Pick out all lines with the word "xlabel" from the records that follow.

### Records provided ###

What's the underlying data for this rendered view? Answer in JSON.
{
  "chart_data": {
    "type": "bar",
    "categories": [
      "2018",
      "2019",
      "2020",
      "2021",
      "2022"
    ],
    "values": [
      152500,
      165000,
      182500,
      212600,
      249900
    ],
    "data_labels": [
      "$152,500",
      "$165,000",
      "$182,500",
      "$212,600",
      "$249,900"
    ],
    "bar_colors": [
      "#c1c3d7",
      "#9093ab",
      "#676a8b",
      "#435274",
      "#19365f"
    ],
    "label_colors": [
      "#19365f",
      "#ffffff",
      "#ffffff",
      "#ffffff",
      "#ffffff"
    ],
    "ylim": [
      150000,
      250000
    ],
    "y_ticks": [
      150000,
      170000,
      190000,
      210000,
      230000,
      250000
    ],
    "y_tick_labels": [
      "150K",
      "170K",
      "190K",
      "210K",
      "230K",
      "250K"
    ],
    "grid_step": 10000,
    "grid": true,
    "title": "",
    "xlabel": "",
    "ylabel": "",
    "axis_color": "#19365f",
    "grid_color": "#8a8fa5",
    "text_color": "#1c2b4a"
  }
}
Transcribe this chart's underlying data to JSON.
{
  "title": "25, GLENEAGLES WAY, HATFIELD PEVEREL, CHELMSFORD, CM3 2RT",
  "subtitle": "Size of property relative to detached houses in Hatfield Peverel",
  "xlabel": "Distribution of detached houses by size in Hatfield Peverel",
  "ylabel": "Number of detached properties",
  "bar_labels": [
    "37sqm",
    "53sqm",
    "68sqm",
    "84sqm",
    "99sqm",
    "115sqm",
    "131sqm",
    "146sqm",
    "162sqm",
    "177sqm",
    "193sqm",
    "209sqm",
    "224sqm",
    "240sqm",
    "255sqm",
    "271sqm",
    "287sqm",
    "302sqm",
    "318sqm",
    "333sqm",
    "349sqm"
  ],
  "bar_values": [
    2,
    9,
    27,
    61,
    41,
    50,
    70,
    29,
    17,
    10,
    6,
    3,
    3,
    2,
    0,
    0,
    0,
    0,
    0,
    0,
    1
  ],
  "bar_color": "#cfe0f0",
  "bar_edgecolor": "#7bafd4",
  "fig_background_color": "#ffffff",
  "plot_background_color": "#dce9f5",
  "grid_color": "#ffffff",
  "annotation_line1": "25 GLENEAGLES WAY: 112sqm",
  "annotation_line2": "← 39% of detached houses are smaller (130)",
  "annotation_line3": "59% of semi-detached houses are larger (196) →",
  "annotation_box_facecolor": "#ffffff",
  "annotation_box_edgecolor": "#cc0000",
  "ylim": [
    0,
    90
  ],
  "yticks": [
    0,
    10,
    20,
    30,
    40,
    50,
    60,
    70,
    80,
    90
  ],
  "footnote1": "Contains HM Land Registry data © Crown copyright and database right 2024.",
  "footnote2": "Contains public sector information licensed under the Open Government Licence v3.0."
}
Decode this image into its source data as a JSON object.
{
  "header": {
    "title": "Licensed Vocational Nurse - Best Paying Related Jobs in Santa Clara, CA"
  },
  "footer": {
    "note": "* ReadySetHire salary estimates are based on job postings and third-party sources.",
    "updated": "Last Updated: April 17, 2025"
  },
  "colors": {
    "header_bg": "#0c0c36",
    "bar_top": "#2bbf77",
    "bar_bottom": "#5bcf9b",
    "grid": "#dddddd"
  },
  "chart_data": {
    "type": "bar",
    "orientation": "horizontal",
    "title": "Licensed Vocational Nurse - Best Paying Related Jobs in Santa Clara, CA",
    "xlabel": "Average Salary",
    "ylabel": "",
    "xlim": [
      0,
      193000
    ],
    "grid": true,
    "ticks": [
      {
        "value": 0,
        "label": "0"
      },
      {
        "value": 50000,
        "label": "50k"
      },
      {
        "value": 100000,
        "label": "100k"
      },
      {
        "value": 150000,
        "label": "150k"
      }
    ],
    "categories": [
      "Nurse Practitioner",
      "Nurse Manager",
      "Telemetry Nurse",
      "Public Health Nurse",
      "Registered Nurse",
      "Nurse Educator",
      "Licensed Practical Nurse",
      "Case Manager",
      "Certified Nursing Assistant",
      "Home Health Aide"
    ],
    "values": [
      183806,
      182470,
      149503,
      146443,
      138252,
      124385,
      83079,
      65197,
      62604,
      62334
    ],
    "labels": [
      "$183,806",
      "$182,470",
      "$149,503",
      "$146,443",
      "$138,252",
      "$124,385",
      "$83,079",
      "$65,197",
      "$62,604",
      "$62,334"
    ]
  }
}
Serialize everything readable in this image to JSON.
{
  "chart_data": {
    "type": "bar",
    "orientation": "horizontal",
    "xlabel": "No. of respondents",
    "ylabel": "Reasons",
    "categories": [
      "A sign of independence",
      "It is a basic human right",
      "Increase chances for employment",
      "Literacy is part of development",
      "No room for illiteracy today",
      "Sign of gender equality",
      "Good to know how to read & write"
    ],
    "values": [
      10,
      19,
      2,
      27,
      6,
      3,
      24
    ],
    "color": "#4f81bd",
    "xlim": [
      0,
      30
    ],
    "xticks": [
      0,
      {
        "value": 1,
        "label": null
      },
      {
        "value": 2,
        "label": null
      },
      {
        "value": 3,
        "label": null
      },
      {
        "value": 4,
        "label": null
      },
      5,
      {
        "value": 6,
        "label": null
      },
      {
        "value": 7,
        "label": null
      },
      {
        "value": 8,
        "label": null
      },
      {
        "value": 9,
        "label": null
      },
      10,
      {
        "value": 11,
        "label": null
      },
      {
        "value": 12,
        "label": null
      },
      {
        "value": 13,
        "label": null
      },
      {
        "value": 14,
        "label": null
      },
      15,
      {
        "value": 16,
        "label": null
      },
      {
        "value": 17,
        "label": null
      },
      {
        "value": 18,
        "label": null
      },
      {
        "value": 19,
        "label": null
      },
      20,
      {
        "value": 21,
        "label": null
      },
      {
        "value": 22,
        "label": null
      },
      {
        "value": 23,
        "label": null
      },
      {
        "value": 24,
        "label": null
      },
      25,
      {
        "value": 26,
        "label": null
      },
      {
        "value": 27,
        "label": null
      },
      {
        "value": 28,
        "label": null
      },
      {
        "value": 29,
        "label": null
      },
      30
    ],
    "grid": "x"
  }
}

###

#### Written answer:
    "xlabel": "",
  "xlabel": "Distribution of detached houses by size in Hatfield Peverel",
    "xlabel": "Average Salary",
    "xlabel": "No. of respondents",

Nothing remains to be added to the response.